Count, in the entries below, the lines in which "Üniversitesi" occurs. Give the number, nothing more.

* * *

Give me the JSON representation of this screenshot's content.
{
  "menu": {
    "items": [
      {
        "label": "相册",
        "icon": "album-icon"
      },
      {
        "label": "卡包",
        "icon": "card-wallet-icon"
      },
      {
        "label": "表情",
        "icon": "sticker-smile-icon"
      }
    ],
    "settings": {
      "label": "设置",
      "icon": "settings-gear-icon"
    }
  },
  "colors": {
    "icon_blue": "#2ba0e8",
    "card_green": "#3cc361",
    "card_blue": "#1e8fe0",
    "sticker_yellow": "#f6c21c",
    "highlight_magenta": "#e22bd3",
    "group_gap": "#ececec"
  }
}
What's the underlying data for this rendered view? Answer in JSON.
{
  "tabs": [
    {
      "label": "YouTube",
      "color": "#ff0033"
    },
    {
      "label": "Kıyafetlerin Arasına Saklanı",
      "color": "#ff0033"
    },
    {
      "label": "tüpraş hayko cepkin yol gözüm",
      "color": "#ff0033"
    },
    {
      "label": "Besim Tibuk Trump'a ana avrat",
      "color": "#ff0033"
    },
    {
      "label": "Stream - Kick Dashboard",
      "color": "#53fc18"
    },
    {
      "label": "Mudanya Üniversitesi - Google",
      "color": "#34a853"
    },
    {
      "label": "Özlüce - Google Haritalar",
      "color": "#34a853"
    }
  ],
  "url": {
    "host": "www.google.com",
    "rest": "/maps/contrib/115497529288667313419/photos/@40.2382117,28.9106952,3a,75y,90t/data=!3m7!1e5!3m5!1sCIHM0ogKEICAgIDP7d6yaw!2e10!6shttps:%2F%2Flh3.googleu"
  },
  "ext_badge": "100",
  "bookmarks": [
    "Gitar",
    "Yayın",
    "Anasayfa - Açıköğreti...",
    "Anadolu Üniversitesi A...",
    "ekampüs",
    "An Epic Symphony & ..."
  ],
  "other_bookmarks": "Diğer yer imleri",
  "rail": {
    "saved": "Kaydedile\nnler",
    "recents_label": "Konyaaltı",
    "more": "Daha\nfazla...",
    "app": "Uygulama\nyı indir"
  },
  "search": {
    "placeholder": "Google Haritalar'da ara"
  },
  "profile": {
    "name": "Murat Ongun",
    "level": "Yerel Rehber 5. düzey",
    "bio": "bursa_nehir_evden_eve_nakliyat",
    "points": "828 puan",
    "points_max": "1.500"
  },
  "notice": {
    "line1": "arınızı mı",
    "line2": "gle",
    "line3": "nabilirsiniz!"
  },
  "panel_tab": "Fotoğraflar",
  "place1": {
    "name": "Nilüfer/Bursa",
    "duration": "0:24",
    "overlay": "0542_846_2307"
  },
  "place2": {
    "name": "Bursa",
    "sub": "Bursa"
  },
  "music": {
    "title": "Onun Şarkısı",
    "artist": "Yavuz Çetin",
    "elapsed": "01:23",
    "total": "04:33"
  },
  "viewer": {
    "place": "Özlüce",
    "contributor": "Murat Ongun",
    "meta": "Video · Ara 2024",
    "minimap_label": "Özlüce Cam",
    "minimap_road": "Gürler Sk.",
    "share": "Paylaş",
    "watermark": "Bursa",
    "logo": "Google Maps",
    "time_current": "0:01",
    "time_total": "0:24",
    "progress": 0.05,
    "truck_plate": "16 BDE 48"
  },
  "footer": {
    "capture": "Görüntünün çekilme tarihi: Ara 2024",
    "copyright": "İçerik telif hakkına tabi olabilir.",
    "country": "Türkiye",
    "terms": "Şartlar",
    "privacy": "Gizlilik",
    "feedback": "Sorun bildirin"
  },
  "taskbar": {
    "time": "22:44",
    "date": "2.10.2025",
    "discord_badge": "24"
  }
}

* * *

**Completed task:** 2